§ **Given data**
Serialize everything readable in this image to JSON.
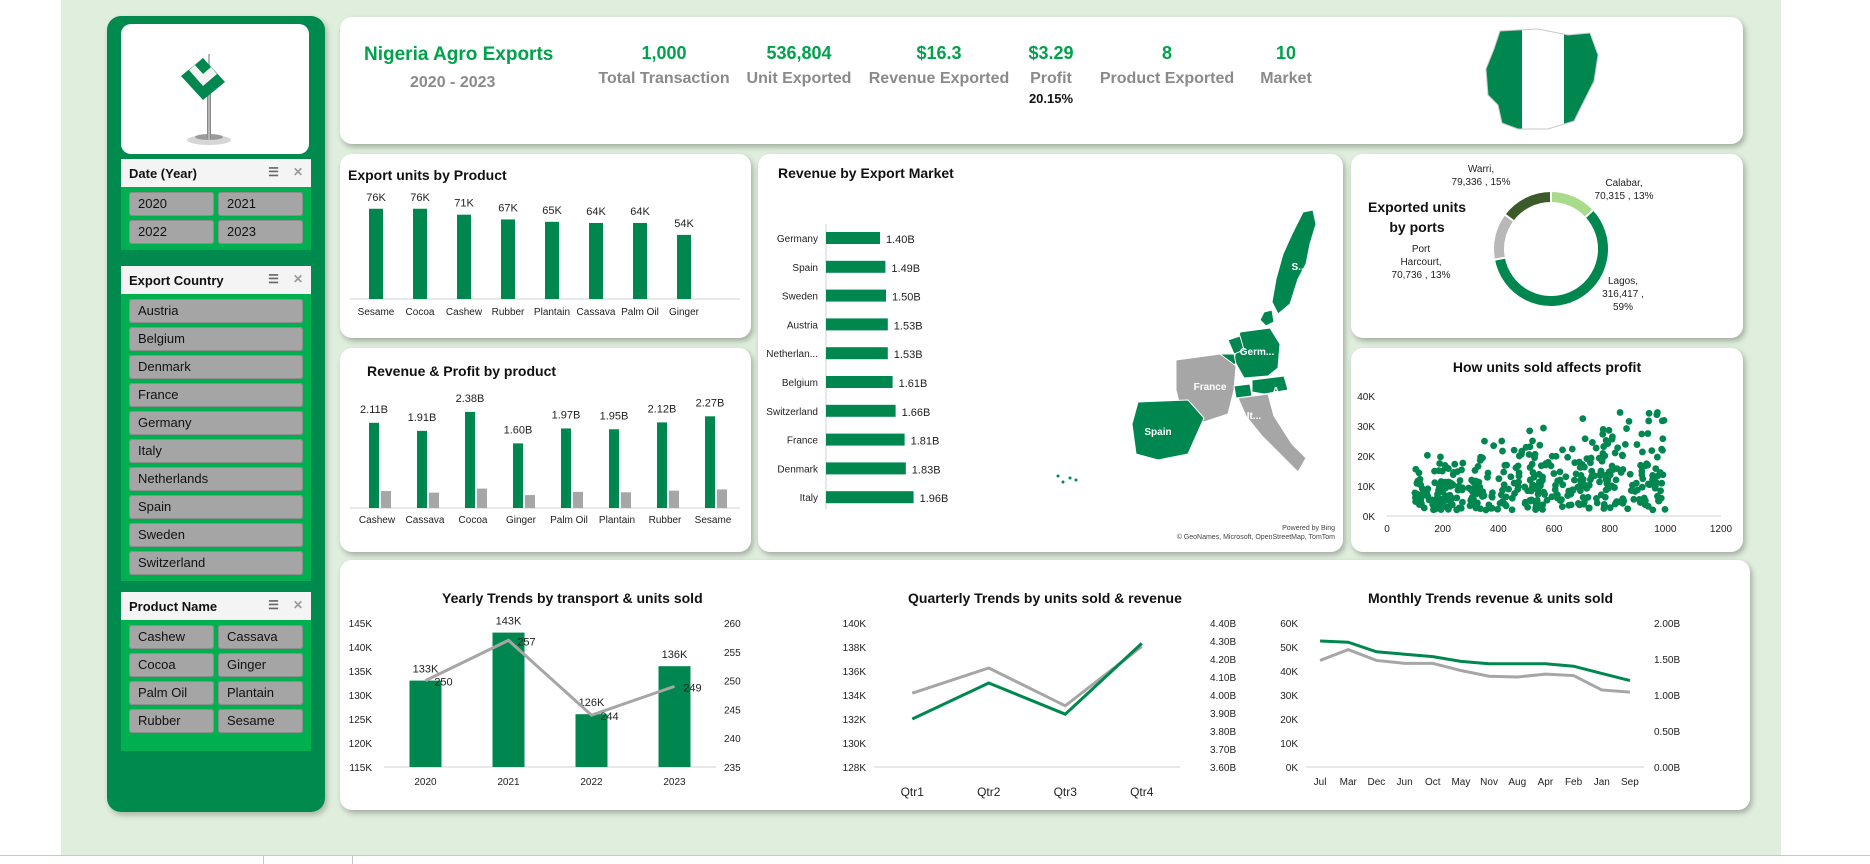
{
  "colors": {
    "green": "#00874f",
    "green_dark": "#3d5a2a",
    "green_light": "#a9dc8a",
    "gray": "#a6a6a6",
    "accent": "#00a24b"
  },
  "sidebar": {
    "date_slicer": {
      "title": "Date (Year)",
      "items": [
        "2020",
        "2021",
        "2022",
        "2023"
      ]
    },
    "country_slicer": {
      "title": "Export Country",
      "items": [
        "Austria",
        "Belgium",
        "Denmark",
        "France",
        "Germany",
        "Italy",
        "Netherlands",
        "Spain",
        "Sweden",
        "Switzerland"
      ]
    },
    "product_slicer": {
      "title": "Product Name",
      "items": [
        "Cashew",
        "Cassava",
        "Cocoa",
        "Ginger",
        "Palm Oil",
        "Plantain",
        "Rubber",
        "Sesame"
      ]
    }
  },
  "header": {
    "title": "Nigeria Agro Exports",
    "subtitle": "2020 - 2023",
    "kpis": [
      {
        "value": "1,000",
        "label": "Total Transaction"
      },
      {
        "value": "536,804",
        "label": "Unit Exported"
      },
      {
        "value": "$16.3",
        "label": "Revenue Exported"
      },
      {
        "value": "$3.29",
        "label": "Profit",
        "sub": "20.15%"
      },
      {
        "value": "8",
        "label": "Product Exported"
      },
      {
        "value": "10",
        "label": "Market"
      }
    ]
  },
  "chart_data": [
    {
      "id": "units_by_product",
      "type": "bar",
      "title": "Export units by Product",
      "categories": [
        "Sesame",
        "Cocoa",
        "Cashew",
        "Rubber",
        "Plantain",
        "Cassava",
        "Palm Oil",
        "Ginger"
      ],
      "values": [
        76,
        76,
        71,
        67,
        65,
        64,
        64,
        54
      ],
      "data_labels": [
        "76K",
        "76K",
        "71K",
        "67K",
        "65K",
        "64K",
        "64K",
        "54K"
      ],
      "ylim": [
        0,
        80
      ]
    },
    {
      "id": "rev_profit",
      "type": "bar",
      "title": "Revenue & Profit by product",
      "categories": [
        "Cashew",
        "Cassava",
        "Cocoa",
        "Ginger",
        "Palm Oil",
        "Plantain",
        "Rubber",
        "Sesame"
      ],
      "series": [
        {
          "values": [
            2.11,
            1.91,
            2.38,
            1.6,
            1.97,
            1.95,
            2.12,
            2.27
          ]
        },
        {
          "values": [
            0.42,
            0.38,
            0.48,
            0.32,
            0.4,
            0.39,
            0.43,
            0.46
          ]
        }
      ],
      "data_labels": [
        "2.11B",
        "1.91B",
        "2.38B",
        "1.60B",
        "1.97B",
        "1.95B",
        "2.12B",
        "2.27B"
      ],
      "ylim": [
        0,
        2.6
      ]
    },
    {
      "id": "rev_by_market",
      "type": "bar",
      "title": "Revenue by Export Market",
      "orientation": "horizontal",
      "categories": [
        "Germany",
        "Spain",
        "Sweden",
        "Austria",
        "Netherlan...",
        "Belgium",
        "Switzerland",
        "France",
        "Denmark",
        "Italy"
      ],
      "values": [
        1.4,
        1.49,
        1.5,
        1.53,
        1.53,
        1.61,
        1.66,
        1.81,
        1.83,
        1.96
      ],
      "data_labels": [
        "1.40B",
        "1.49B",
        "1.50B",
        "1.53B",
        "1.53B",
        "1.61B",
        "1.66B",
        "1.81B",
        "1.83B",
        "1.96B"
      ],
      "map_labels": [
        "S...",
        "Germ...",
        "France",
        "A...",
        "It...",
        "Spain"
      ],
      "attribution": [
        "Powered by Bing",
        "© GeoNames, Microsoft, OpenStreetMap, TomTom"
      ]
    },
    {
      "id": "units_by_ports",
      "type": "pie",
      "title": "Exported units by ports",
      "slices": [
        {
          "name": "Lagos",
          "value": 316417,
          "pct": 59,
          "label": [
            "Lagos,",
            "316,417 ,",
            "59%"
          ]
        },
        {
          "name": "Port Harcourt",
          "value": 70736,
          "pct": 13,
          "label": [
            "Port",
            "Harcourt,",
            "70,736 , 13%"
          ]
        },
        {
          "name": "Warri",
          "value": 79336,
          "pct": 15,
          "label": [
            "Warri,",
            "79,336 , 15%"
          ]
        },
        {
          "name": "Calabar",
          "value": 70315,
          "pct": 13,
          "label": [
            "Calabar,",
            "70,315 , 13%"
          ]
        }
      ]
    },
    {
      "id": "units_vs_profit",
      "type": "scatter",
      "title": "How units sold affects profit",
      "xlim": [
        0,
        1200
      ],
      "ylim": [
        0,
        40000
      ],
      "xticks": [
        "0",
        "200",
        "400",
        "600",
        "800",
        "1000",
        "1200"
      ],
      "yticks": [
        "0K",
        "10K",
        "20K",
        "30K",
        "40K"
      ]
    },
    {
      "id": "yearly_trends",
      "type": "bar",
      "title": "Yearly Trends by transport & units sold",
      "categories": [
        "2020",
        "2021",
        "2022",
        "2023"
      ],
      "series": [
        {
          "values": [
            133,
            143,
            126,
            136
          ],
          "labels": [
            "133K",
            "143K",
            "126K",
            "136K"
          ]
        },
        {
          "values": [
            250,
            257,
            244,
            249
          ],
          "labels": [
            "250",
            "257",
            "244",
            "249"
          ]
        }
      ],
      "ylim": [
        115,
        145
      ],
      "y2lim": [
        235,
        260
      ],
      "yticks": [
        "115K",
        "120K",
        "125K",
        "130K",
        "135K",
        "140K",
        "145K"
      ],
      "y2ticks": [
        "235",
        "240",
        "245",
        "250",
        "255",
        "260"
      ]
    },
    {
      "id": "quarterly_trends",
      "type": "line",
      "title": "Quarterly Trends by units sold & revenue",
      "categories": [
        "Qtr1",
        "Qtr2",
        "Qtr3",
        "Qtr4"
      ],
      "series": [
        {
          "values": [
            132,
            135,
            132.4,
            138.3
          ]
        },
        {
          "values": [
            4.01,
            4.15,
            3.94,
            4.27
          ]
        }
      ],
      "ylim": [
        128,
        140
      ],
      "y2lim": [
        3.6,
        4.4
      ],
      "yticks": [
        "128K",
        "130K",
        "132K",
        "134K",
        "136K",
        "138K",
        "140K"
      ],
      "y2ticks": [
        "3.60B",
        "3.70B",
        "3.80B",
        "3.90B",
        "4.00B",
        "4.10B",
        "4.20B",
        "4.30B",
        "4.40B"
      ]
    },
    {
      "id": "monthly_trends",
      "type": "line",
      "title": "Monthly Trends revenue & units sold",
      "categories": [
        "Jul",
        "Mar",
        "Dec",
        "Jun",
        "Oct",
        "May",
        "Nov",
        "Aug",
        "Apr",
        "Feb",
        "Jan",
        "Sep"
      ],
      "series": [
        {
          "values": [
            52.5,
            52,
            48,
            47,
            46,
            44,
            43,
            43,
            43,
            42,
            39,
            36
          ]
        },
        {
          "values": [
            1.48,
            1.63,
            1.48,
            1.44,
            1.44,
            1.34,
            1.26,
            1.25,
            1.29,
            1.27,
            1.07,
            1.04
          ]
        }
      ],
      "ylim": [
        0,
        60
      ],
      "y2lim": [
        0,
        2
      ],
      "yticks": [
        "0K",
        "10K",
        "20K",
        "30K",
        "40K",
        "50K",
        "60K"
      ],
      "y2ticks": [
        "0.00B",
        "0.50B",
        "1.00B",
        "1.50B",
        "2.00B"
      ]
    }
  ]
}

§ **Short problem**
Restate the entire listing word for word, excluding pictures.

§ **Result for this task**
Serialize everything readable in this image to JSON.
{
  "colors": {
    "green": "#00874f",
    "green_dark": "#3d5a2a",
    "green_light": "#a9dc8a",
    "gray": "#a6a6a6",
    "accent": "#00a24b"
  },
  "sidebar": {
    "date_slicer": {
      "title": "Date (Year)",
      "items": [
        "2020",
        "2021",
        "2022",
        "2023"
      ]
    },
    "country_slicer": {
      "title": "Export Country",
      "items": [
        "Austria",
        "Belgium",
        "Denmark",
        "France",
        "Germany",
        "Italy",
        "Netherlands",
        "Spain",
        "Sweden",
        "Switzerland"
      ]
    },
    "product_slicer": {
      "title": "Product Name",
      "items": [
        "Cashew",
        "Cassava",
        "Cocoa",
        "Ginger",
        "Palm Oil",
        "Plantain",
        "Rubber",
        "Sesame"
      ]
    }
  },
  "header": {
    "title": "Nigeria Agro Exports",
    "subtitle": "2020 - 2023",
    "kpis": [
      {
        "value": "1,000",
        "label": "Total Transaction"
      },
      {
        "value": "536,804",
        "label": "Unit Exported"
      },
      {
        "value": "$16.3",
        "label": "Revenue Exported"
      },
      {
        "value": "$3.29",
        "label": "Profit",
        "sub": "20.15%"
      },
      {
        "value": "8",
        "label": "Product Exported"
      },
      {
        "value": "10",
        "label": "Market"
      }
    ]
  },
  "chart_data": [
    {
      "id": "units_by_product",
      "type": "bar",
      "title": "Export units by Product",
      "categories": [
        "Sesame",
        "Cocoa",
        "Cashew",
        "Rubber",
        "Plantain",
        "Cassava",
        "Palm Oil",
        "Ginger"
      ],
      "values": [
        76,
        76,
        71,
        67,
        65,
        64,
        64,
        54
      ],
      "data_labels": [
        "76K",
        "76K",
        "71K",
        "67K",
        "65K",
        "64K",
        "64K",
        "54K"
      ],
      "ylim": [
        0,
        80
      ]
    },
    {
      "id": "rev_profit",
      "type": "bar",
      "title": "Revenue & Profit by product",
      "categories": [
        "Cashew",
        "Cassava",
        "Cocoa",
        "Ginger",
        "Palm Oil",
        "Plantain",
        "Rubber",
        "Sesame"
      ],
      "series": [
        {
          "values": [
            2.11,
            1.91,
            2.38,
            1.6,
            1.97,
            1.95,
            2.12,
            2.27
          ]
        },
        {
          "values": [
            0.42,
            0.38,
            0.48,
            0.32,
            0.4,
            0.39,
            0.43,
            0.46
          ]
        }
      ],
      "data_labels": [
        "2.11B",
        "1.91B",
        "2.38B",
        "1.60B",
        "1.97B",
        "1.95B",
        "2.12B",
        "2.27B"
      ],
      "ylim": [
        0,
        2.6
      ]
    },
    {
      "id": "rev_by_market",
      "type": "bar",
      "title": "Revenue by Export Market",
      "orientation": "horizontal",
      "categories": [
        "Germany",
        "Spain",
        "Sweden",
        "Austria",
        "Netherlan...",
        "Belgium",
        "Switzerland",
        "France",
        "Denmark",
        "Italy"
      ],
      "values": [
        1.4,
        1.49,
        1.5,
        1.53,
        1.53,
        1.61,
        1.66,
        1.81,
        1.83,
        1.96
      ],
      "data_labels": [
        "1.40B",
        "1.49B",
        "1.50B",
        "1.53B",
        "1.53B",
        "1.61B",
        "1.66B",
        "1.81B",
        "1.83B",
        "1.96B"
      ],
      "map_labels": [
        "S...",
        "Germ...",
        "France",
        "A...",
        "It...",
        "Spain"
      ],
      "attribution": [
        "Powered by Bing",
        "© GeoNames, Microsoft, OpenStreetMap, TomTom"
      ]
    },
    {
      "id": "units_by_ports",
      "type": "pie",
      "title": "Exported units by ports",
      "slices": [
        {
          "name": "Lagos",
          "value": 316417,
          "pct": 59,
          "label": [
            "Lagos,",
            "316,417 ,",
            "59%"
          ]
        },
        {
          "name": "Port Harcourt",
          "value": 70736,
          "pct": 13,
          "label": [
            "Port",
            "Harcourt,",
            "70,736 , 13%"
          ]
        },
        {
          "name": "Warri",
          "value": 79336,
          "pct": 15,
          "label": [
            "Warri,",
            "79,336 , 15%"
          ]
        },
        {
          "name": "Calabar",
          "value": 70315,
          "pct": 13,
          "label": [
            "Calabar,",
            "70,315 , 13%"
          ]
        }
      ]
    },
    {
      "id": "units_vs_profit",
      "type": "scatter",
      "title": "How units sold affects profit",
      "xlim": [
        0,
        1200
      ],
      "ylim": [
        0,
        40000
      ],
      "xticks": [
        "0",
        "200",
        "400",
        "600",
        "800",
        "1000",
        "1200"
      ],
      "yticks": [
        "0K",
        "10K",
        "20K",
        "30K",
        "40K"
      ]
    },
    {
      "id": "yearly_trends",
      "type": "bar",
      "title": "Yearly Trends by transport & units sold",
      "categories": [
        "2020",
        "2021",
        "2022",
        "2023"
      ],
      "series": [
        {
          "values": [
            133,
            143,
            126,
            136
          ],
          "labels": [
            "133K",
            "143K",
            "126K",
            "136K"
          ]
        },
        {
          "values": [
            250,
            257,
            244,
            249
          ],
          "labels": [
            "250",
            "257",
            "244",
            "249"
          ]
        }
      ],
      "ylim": [
        115,
        145
      ],
      "y2lim": [
        235,
        260
      ],
      "yticks": [
        "115K",
        "120K",
        "125K",
        "130K",
        "135K",
        "140K",
        "145K"
      ],
      "y2ticks": [
        "235",
        "240",
        "245",
        "250",
        "255",
        "260"
      ]
    },
    {
      "id": "quarterly_trends",
      "type": "line",
      "title": "Quarterly Trends by units sold & revenue",
      "categories": [
        "Qtr1",
        "Qtr2",
        "Qtr3",
        "Qtr4"
      ],
      "series": [
        {
          "values": [
            132,
            135,
            132.4,
            138.3
          ]
        },
        {
          "values": [
            4.01,
            4.15,
            3.94,
            4.27
          ]
        }
      ],
      "ylim": [
        128,
        140
      ],
      "y2lim": [
        3.6,
        4.4
      ],
      "yticks": [
        "128K",
        "130K",
        "132K",
        "134K",
        "136K",
        "138K",
        "140K"
      ],
      "y2ticks": [
        "3.60B",
        "3.70B",
        "3.80B",
        "3.90B",
        "4.00B",
        "4.10B",
        "4.20B",
        "4.30B",
        "4.40B"
      ]
    },
    {
      "id": "monthly_trends",
      "type": "line",
      "title": "Monthly Trends revenue & units sold",
      "categories": [
        "Jul",
        "Mar",
        "Dec",
        "Jun",
        "Oct",
        "May",
        "Nov",
        "Aug",
        "Apr",
        "Feb",
        "Jan",
        "Sep"
      ],
      "series": [
        {
          "values": [
            52.5,
            52,
            48,
            47,
            46,
            44,
            43,
            43,
            43,
            42,
            39,
            36
          ]
        },
        {
          "values": [
            1.48,
            1.63,
            1.48,
            1.44,
            1.44,
            1.34,
            1.26,
            1.25,
            1.29,
            1.27,
            1.07,
            1.04
          ]
        }
      ],
      "ylim": [
        0,
        60
      ],
      "y2lim": [
        0,
        2
      ],
      "yticks": [
        "0K",
        "10K",
        "20K",
        "30K",
        "40K",
        "50K",
        "60K"
      ],
      "y2ticks": [
        "0.00B",
        "0.50B",
        "1.00B",
        "1.50B",
        "2.00B"
      ]
    }
  ]
}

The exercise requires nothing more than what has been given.